Every entry must be duplicated precisely as written.

Figure dataset records:
# # #

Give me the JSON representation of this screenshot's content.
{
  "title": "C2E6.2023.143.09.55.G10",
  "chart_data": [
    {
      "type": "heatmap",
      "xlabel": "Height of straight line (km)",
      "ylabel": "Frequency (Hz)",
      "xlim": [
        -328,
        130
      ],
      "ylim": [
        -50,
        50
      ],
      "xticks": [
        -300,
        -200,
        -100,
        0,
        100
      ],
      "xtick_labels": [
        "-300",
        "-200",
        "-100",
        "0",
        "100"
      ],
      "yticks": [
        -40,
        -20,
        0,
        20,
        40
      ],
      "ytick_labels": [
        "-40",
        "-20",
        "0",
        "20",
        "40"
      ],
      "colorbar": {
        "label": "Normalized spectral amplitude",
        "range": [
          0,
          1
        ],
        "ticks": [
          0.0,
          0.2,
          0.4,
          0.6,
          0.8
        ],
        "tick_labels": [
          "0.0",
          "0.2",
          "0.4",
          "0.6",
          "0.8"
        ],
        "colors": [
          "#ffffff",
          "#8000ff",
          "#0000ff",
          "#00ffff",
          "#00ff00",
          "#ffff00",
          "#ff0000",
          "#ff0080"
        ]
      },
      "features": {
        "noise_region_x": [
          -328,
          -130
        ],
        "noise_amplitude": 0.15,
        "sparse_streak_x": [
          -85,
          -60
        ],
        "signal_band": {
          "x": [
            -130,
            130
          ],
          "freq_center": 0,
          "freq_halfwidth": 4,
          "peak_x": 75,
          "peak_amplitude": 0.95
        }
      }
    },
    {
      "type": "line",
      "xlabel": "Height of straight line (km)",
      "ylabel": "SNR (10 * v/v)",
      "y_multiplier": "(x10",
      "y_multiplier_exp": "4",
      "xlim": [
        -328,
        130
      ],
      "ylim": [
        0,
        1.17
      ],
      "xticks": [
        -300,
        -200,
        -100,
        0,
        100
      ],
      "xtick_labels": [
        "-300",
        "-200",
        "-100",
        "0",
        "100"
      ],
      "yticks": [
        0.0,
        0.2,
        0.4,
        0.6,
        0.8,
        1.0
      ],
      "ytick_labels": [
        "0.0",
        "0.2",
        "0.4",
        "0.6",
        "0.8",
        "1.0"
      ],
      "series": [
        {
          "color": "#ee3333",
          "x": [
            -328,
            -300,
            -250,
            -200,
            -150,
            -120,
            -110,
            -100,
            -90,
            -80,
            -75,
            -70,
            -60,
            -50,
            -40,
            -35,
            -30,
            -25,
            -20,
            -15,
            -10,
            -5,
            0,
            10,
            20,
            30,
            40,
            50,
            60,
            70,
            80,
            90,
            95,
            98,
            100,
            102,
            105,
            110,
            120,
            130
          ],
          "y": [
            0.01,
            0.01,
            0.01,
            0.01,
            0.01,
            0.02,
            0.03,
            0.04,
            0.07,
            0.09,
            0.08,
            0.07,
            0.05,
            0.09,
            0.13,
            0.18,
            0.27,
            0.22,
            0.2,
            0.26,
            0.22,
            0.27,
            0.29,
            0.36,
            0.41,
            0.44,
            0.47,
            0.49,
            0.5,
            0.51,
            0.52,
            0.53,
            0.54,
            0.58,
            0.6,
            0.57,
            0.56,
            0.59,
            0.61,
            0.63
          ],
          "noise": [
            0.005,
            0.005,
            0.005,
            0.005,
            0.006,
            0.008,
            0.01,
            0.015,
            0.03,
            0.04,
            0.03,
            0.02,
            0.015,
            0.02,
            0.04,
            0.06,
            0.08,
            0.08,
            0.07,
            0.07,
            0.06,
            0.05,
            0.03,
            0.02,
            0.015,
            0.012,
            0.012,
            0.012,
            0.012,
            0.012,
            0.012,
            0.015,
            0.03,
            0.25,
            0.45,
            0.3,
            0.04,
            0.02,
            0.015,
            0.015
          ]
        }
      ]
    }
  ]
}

# # #

● **Written solution**:
Give me the JSON representation of this screenshot's content.
{
  "title": "C2E6.2023.143.09.55.G10",
  "chart_data": [
    {
      "type": "heatmap",
      "xlabel": "Height of straight line (km)",
      "ylabel": "Frequency (Hz)",
      "xlim": [
        -328,
        130
      ],
      "ylim": [
        -50,
        50
      ],
      "xticks": [
        -300,
        -200,
        -100,
        0,
        100
      ],
      "xtick_labels": [
        "-300",
        "-200",
        "-100",
        "0",
        "100"
      ],
      "yticks": [
        -40,
        -20,
        0,
        20,
        40
      ],
      "ytick_labels": [
        "-40",
        "-20",
        "0",
        "20",
        "40"
      ],
      "colorbar": {
        "label": "Normalized spectral amplitude",
        "range": [
          0,
          1
        ],
        "ticks": [
          0.0,
          0.2,
          0.4,
          0.6,
          0.8
        ],
        "tick_labels": [
          "0.0",
          "0.2",
          "0.4",
          "0.6",
          "0.8"
        ],
        "colors": [
          "#ffffff",
          "#8000ff",
          "#0000ff",
          "#00ffff",
          "#00ff00",
          "#ffff00",
          "#ff0000",
          "#ff0080"
        ]
      },
      "features": {
        "noise_region_x": [
          -328,
          -130
        ],
        "noise_amplitude": 0.15,
        "sparse_streak_x": [
          -85,
          -60
        ],
        "signal_band": {
          "x": [
            -130,
            130
          ],
          "freq_center": 0,
          "freq_halfwidth": 4,
          "peak_x": 75,
          "peak_amplitude": 0.95
        }
      }
    },
    {
      "type": "line",
      "xlabel": "Height of straight line (km)",
      "ylabel": "SNR (10 * v/v)",
      "y_multiplier": "(x10",
      "y_multiplier_exp": "4",
      "xlim": [
        -328,
        130
      ],
      "ylim": [
        0,
        1.17
      ],
      "xticks": [
        -300,
        -200,
        -100,
        0,
        100
      ],
      "xtick_labels": [
        "-300",
        "-200",
        "-100",
        "0",
        "100"
      ],
      "yticks": [
        0.0,
        0.2,
        0.4,
        0.6,
        0.8,
        1.0
      ],
      "ytick_labels": [
        "0.0",
        "0.2",
        "0.4",
        "0.6",
        "0.8",
        "1.0"
      ],
      "series": [
        {
          "color": "#ee3333",
          "x": [
            -328,
            -300,
            -250,
            -200,
            -150,
            -120,
            -110,
            -100,
            -90,
            -80,
            -75,
            -70,
            -60,
            -50,
            -40,
            -35,
            -30,
            -25,
            -20,
            -15,
            -10,
            -5,
            0,
            10,
            20,
            30,
            40,
            50,
            60,
            70,
            80,
            90,
            95,
            98,
            100,
            102,
            105,
            110,
            120,
            130
          ],
          "y": [
            0.01,
            0.01,
            0.01,
            0.01,
            0.01,
            0.02,
            0.03,
            0.04,
            0.07,
            0.09,
            0.08,
            0.07,
            0.05,
            0.09,
            0.13,
            0.18,
            0.27,
            0.22,
            0.2,
            0.26,
            0.22,
            0.27,
            0.29,
            0.36,
            0.41,
            0.44,
            0.47,
            0.49,
            0.5,
            0.51,
            0.52,
            0.53,
            0.54,
            0.58,
            0.6,
            0.57,
            0.56,
            0.59,
            0.61,
            0.63
          ],
          "noise": [
            0.005,
            0.005,
            0.005,
            0.005,
            0.006,
            0.008,
            0.01,
            0.015,
            0.03,
            0.04,
            0.03,
            0.02,
            0.015,
            0.02,
            0.04,
            0.06,
            0.08,
            0.08,
            0.07,
            0.07,
            0.06,
            0.05,
            0.03,
            0.02,
            0.015,
            0.012,
            0.012,
            0.012,
            0.012,
            0.012,
            0.012,
            0.015,
            0.03,
            0.25,
            0.45,
            0.3,
            0.04,
            0.02,
            0.015,
            0.015
          ]
        }
      ]
    }
  ]
}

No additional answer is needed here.